### Requirement
Copy every line of the records below that holds the word "Chart".
──────
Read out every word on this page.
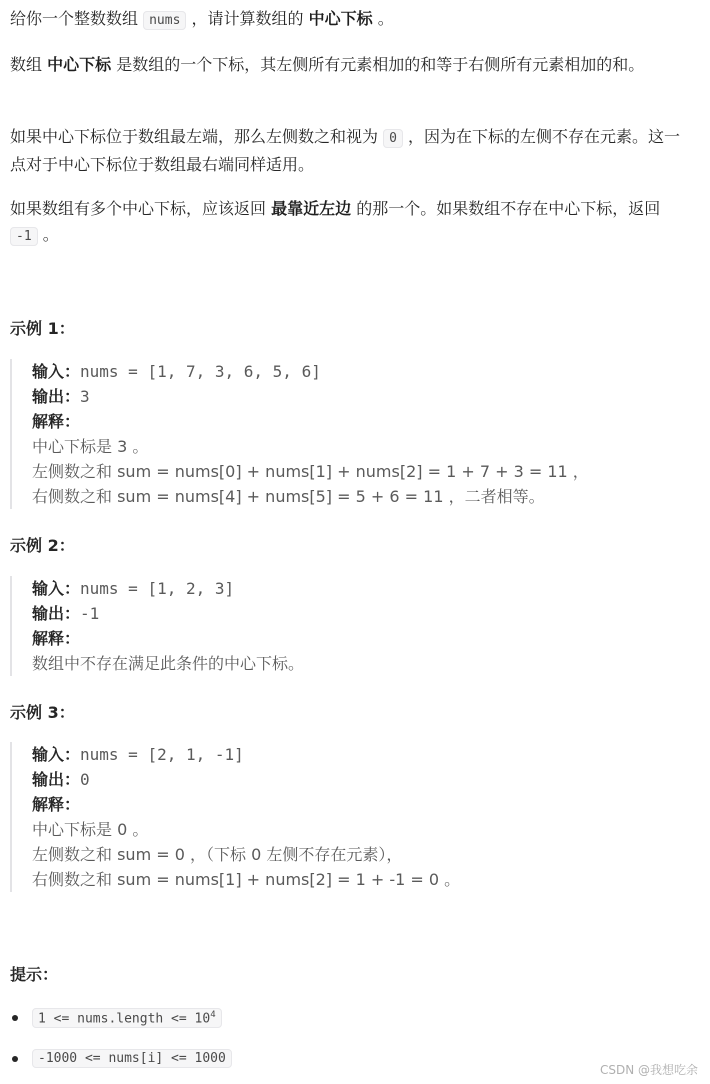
给你一个整数数组 nums ，请计算数组的 中心下标 。

数组 中心下标 是数组的一个下标，其左侧所有元素相加的和等于右侧所有元素相加的和。

如果中心下标位于数组最左端，那么左侧数之和视为 0 ，因为在下标的左侧不存在元素。这一点对于中心下标位于数组最右端同样适用。

如果数组有多个中心下标，应该返回 最靠近左边 的那一个。如果数组不存在中心下标，返回 -1 。

示例 1：

输入：nums = [1, 7, 3, 6, 5, 6]
输出：3
解释：
中心下标是 3 。
左侧数之和 sum = nums[0] + nums[1] + nums[2] = 1 + 7 + 3 = 11 ，
右侧数之和 sum = nums[4] + nums[5] = 5 + 6 = 11 ，二者相等。

示例 2：

输入：nums = [1, 2, 3]
输出：-1
解释：
数组中不存在满足此条件的中心下标。

示例 3：

输入：nums = [2, 1, -1]
输出：0
解释：
中心下标是 0 。
左侧数之和 sum = 0 ，（下标 0 左侧不存在元素），
右侧数之和 sum = nums[1] + nums[2] = 1 + -1 = 0 。

提示：

1 <= nums.length <= $10^4$
-1000 <= nums[i] <= 1000
CSDN @我想吃余
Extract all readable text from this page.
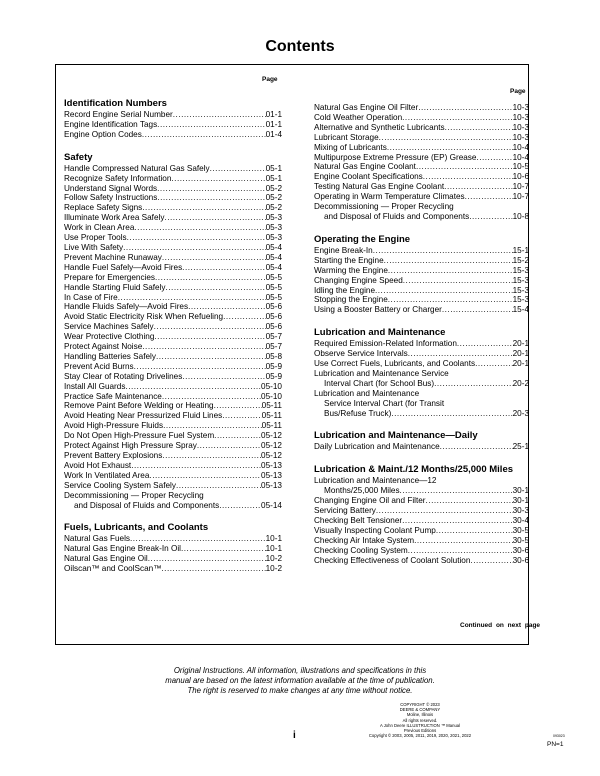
Contents
Page
Page
Identification Numbers
Record Engine Serial Number .....	01-1
Engine Identification Tags .....	01-1
Engine Option Codes .....	01-4
Safety
Handle Compressed Natural Gas Safely .....	05-1
Recognize Safety Information .....	05-1
Understand Signal Words .....	05-2
Follow Safety Instructions .....	05-2
Replace Safety Signs .....	05-2
Illuminate Work Area Safely .....	05-3
Work in Clean Area .....	05-3
Use Proper Tools .....	05-3
Live With Safety .....	05-4
Prevent Machine Runaway .....	05-4
Handle Fuel Safely—Avoid Fires .....	05-4
Prepare for Emergencies .....	05-5
Handle Starting Fluid Safely .....	05-5
In Case of Fire .....	05-5
Handle Fluids Safely—Avoid Fires .....	05-6
Avoid Static Electricity Risk When Refueling .....	05-6
Service Machines Safely .....	05-6
Wear Protective Clothing .....	05-7
Protect Against Noise .....	05-7
Handling Batteries Safely .....	05-8
Prevent Acid Burns .....	05-9
Stay Clear of Rotating Drivelines .....	05-9
Install All Guards .....	05-10
Practice Safe Maintenance .....	05-10
Remove Paint Before Welding or Heating .....	05-11
Avoid Heating Near Pressurized Fluid Lines .....	05-11
Avoid High-Pressure Fluids .....	05-11
Do Not Open High-Pressure Fuel System .....	05-12
Protect Against High Pressure Spray .....	05-12
Prevent Battery Explosions .....	05-12
Avoid Hot Exhaust .....	05-13
Work In Ventilated Area .....	05-13
Service Cooling System Safely .....	05-13
Decommissioning — Proper Recycling
and Disposal of Fluids and Components .....	05-14
Fuels, Lubricants, and Coolants
Natural Gas Fuels .....	10-1
Natural Gas Engine Break-In Oil .....	10-1
Natural Gas Engine Oil .....	10-2
Oilscan™ and CoolScan™ .....	10-2
Natural Gas Engine Oil Filter .....	10-3
Cold Weather Operation .....	10-3
Alternative and Synthetic Lubricants .....	10-3
Lubricant Storage .....	10-3
Mixing of Lubricants .....	10-4
Multipurpose Extreme Pressure (EP) Grease .....	10-4
Natural Gas Engine Coolant .....	10-5
Engine Coolant Specifications .....	10-6
Testing Natural Gas Engine Coolant .....	10-7
Operating in Warm Temperature Climates .....	10-7
Decommissioning — Proper Recycling
and Disposal of Fluids and Components .....	10-8
Operating the Engine
Engine Break-In .....	15-1
Starting the Engine .....	15-2
Warming the Engine .....	15-3
Changing Engine Speed .....	15-3
Idling the Engine .....	15-3
Stopping the Engine .....	15-3
Using a Booster Battery or Charger .....	15-4
Lubrication and Maintenance
Required Emission-Related Information .....	20-1
Observe Service Intervals .....	20-1
Use Correct Fuels, Lubricants, and Coolants .....	20-1
Lubrication and Maintenance Service
Interval Chart (for School Bus) .....	20-2
Lubrication and Maintenance
Service Interval Chart (for Transit
Bus/Refuse Truck) .....	20-3
Lubrication and Maintenance—Daily
Daily Lubrication and Maintenance .....	25-1
Lubrication & Maint./12 Months/25,000 Miles
Lubrication and Maintenance—12
Months/25,000 Miles .....	30-1
Changing Engine Oil and Filter .....	30-1
Servicing Battery .....	30-3
Checking Belt Tensioner .....	30-4
Visually Inspecting Coolant Pump .....	30-5
Checking Air Intake System .....	30-5
Checking Cooling System .....	30-6
Checking Effectiveness of Coolant Solution .....	30-6
Continued on next page
Original Instructions. All information, illustrations and specifications in this
manual are based on the latest information available at the time of publication.
The right is reserved to make changes at any time without notice.
COPYRIGHT © 2023
DEERE & COMPANY
Moline, Illinois
All rights reserved.
A John Deere ILLUSTRUCTION ™ Manual
Previous Editions
Copyright © 2003, 2005, 2011, 2019, 2020, 2021, 2022
i	093023
PN=1
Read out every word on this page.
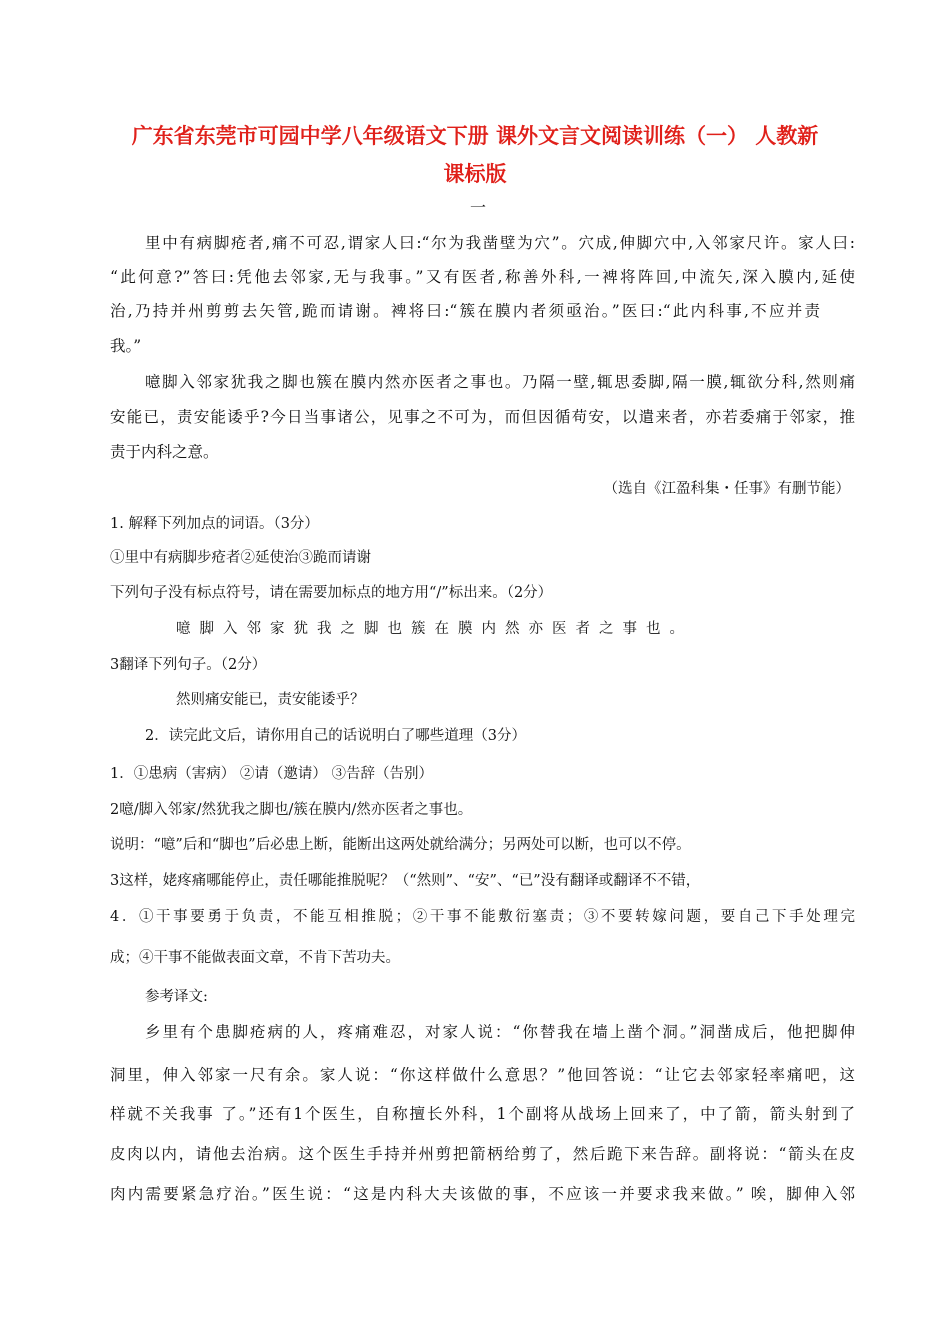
广东省东莞市可园中学八年级语文下册 课外文言文阅读训练（一） 人教新
课标版
一
里中有病脚疮者,痛不可忍,谓家人曰:“尔为我凿壁为穴”。穴成,伸脚穴中,入邻家尺许。家人曰:
“此何意?”答曰:凭他去邻家,无与我事。”又有医者,称善外科,一裨将阵回,中流矢,深入膜内,延使
治,乃持并州剪剪去矢管,跪而请谢。裨将曰:“簇在膜内者须亟治。”医曰:“此内科事,不应并责
我。”
噫脚入邻家犹我之脚也簇在膜内然亦医者之事也。乃隔一壁,辄思委脚,隔一膜,辄欲分科,然则痛
安能已，责安能诿乎?今日当事诸公，见事之不可为，而但因循苟安，以遣来者，亦若委痛于邻家，推
责于内科之意。
（选自《江盈科集・任事》有删节能）
1. 解释下列加点的词语。（3分）
①里中有病脚步疮者②延使治③跪而请谢
下列句子没有标点符号，请在需要加标点的地方用“/”标出来。（2分）
噫脚入邻家犹我之脚也簇在膜内然亦医者之事也。
3翻译下列句子。（2分）
然则痛安能已，责安能诿乎？
2．读完此文后，请你用自己的话说明白了哪些道理（3分）
1．①患病（害病） ②请（邀请） ③告辞（告别）
2噫/脚入邻家/然犹我之脚也/簇在膜内/然亦医者之事也。
说明：“噫”后和“脚也”后必患上断，能断出这两处就给满分；另两处可以断，也可以不停。
3这样，姥疼痛哪能停止，责任哪能推脱呢？（“然则”、“安”、“已”没有翻译或翻译不不错，
4．①干事要勇于负责，不能互相推脱；②干事不能敷衍塞责；③不要转嫁问题，要自己下手处理完
成；④干事不能做表面文章，不肯下苦功夫。
参考译文:
乡里有个患脚疮病的人，疼痛难忍，对家人说：“你替我在墙上凿个洞。”洞凿成后，他把脚伸
洞里，伸入邻家一尺有余。家人说：“你这样做什么意思？”他回答说：“让它去邻家轻率痛吧，这
样就不关我事 了。”还有1个医生，自称擅长外科，1个副将从战场上回来了，中了箭，箭头射到了
皮肉以内，请他去治病。这个医生手持并州剪把箭柄给剪了，然后跪下来告辞。副将说：“箭头在皮
肉内需要紧急疗治。”医生说：“这是内科大夫该做的事，不应该一并要求我来做。” 唉，脚伸入邻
──────
### Finished exercise
Interval Chart (for School Bus) .....	20-2
Service Interval Chart (for Transit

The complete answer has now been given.